# start of Exercise material

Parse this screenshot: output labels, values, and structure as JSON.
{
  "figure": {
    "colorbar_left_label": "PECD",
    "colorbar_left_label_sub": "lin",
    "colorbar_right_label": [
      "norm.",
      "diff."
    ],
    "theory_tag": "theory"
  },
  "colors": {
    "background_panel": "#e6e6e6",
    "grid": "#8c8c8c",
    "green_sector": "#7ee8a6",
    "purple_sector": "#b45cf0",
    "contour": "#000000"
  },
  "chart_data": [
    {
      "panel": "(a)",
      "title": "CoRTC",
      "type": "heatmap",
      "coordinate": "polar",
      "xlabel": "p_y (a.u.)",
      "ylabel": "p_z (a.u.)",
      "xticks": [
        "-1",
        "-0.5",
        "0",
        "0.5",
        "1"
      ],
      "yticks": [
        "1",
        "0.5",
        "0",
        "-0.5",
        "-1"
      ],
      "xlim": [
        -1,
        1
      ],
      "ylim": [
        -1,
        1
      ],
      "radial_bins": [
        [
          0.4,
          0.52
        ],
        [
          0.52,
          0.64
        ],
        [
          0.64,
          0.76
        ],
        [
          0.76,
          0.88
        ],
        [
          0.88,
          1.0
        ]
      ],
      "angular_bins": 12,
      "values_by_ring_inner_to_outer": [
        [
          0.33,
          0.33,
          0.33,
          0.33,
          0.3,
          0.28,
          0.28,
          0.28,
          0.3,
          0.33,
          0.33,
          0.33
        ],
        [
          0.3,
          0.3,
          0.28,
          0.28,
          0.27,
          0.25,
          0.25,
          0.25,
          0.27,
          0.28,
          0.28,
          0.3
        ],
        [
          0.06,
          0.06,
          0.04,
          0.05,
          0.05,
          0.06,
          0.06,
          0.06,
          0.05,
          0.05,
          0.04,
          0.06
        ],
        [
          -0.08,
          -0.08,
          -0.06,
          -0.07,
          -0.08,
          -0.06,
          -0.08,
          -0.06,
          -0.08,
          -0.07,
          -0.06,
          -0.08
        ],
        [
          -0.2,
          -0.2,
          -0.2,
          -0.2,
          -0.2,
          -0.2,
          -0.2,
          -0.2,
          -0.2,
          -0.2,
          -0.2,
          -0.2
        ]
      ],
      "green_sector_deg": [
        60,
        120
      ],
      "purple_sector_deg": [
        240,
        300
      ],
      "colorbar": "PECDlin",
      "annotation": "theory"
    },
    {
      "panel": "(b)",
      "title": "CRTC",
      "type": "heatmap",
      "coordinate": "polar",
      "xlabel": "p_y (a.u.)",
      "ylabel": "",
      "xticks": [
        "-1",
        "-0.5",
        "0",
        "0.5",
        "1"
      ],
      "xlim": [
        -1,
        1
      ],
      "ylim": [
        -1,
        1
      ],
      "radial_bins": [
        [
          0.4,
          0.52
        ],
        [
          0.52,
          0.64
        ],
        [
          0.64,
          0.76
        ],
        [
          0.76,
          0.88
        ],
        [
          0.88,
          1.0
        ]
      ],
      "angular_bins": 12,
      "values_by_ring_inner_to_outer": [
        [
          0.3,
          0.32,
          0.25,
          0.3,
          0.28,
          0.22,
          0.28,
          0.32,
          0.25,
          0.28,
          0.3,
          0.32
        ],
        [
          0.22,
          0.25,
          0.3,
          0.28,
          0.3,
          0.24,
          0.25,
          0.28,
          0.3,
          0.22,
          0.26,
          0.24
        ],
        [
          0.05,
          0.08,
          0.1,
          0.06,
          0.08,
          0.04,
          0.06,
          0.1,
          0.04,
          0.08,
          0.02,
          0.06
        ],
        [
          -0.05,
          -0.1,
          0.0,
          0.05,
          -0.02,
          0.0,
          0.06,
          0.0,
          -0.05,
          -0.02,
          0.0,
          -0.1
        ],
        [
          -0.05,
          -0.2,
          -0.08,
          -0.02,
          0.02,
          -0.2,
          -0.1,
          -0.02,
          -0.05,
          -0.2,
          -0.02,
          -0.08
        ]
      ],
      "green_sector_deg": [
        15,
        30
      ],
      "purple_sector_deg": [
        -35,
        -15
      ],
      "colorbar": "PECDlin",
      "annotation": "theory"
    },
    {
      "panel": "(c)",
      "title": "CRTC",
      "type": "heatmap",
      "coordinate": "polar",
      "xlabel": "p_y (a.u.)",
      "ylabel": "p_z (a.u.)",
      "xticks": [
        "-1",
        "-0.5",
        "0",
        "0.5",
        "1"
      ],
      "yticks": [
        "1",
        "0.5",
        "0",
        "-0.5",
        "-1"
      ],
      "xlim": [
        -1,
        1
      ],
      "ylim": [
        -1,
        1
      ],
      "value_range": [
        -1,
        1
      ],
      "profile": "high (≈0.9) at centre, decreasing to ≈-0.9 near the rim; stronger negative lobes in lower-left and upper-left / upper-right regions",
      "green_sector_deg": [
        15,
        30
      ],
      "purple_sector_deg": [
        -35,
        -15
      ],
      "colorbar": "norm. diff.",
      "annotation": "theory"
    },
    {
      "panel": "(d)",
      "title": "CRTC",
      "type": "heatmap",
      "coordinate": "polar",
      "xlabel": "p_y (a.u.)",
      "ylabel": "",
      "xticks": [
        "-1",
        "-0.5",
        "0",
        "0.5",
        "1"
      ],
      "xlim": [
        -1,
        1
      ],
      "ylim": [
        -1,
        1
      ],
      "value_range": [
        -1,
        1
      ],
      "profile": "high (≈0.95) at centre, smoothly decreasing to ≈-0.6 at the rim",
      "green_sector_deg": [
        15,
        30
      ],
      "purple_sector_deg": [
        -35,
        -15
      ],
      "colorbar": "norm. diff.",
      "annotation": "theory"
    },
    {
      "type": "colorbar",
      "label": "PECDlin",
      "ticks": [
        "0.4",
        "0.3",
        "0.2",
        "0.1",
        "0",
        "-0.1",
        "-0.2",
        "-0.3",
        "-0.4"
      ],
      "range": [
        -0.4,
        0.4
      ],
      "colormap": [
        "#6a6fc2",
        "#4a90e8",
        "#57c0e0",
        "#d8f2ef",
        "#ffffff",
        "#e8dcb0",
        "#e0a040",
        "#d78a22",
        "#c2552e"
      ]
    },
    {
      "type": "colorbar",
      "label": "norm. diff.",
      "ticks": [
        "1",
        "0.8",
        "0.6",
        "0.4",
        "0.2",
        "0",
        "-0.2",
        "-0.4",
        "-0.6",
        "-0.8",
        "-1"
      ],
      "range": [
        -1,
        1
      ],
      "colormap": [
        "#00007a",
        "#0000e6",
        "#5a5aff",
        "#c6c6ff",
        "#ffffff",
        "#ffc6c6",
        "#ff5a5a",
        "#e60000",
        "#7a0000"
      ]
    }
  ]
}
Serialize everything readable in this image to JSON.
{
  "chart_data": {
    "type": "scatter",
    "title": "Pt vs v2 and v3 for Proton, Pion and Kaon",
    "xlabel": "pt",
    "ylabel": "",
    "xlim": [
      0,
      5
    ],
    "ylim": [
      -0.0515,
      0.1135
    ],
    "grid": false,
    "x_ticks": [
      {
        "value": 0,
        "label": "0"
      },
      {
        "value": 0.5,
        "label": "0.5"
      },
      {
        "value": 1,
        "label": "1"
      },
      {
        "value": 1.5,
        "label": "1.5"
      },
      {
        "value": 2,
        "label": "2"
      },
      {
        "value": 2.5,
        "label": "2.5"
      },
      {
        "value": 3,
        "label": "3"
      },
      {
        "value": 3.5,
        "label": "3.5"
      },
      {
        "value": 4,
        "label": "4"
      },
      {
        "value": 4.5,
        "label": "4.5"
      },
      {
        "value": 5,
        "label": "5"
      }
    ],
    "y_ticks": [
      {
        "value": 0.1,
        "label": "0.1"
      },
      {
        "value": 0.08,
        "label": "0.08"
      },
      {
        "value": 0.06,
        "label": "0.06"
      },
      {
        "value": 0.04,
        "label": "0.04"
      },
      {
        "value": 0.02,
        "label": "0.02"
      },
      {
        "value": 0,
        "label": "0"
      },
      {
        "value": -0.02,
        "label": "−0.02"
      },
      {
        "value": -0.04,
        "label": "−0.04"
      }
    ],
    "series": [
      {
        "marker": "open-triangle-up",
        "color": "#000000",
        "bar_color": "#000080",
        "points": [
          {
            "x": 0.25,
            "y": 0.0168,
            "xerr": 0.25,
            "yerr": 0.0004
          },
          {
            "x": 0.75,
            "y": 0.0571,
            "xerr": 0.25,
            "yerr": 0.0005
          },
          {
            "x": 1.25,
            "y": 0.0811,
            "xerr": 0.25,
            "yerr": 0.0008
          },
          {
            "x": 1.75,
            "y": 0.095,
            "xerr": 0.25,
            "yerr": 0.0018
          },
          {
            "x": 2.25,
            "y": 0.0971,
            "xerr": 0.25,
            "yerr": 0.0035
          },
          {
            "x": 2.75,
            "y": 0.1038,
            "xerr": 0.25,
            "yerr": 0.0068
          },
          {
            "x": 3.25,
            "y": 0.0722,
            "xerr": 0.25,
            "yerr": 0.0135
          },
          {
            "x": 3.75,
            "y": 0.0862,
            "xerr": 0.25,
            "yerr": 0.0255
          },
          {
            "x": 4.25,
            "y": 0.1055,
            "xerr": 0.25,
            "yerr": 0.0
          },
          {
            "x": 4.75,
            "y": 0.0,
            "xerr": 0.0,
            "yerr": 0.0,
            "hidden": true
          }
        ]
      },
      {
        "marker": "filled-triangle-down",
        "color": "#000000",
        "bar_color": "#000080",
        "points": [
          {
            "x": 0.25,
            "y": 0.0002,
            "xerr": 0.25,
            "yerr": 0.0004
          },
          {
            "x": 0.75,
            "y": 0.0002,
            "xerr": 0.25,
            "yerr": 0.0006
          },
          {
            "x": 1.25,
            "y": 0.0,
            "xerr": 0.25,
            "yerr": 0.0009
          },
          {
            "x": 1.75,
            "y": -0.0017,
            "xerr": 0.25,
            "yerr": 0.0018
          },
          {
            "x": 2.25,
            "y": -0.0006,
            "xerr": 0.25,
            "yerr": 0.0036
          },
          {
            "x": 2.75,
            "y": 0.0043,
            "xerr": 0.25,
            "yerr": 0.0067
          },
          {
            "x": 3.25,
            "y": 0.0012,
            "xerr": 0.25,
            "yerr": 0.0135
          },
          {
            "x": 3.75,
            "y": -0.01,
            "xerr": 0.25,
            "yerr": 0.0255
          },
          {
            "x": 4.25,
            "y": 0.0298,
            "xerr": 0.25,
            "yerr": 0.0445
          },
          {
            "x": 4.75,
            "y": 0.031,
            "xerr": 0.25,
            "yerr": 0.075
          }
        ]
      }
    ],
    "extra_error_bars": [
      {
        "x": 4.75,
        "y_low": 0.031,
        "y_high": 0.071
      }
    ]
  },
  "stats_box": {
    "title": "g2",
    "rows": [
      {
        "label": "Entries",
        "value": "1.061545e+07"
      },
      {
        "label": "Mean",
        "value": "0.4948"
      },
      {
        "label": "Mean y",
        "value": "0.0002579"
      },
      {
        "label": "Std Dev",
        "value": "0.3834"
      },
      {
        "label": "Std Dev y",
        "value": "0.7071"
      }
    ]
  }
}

# end of Exercise material

■ Work to complete
Whichever lines contain the string "profile", select and copy them.

■ Task answer
      "profile": "high (≈0.9) at centre, decreasing to ≈-0.9 near the rim; stronger negative lobes in lower-left and upper-left / upper-right regions",
      "profile": "high (≈0.95) at centre, smoothly decreasing to ≈-0.6 at the rim",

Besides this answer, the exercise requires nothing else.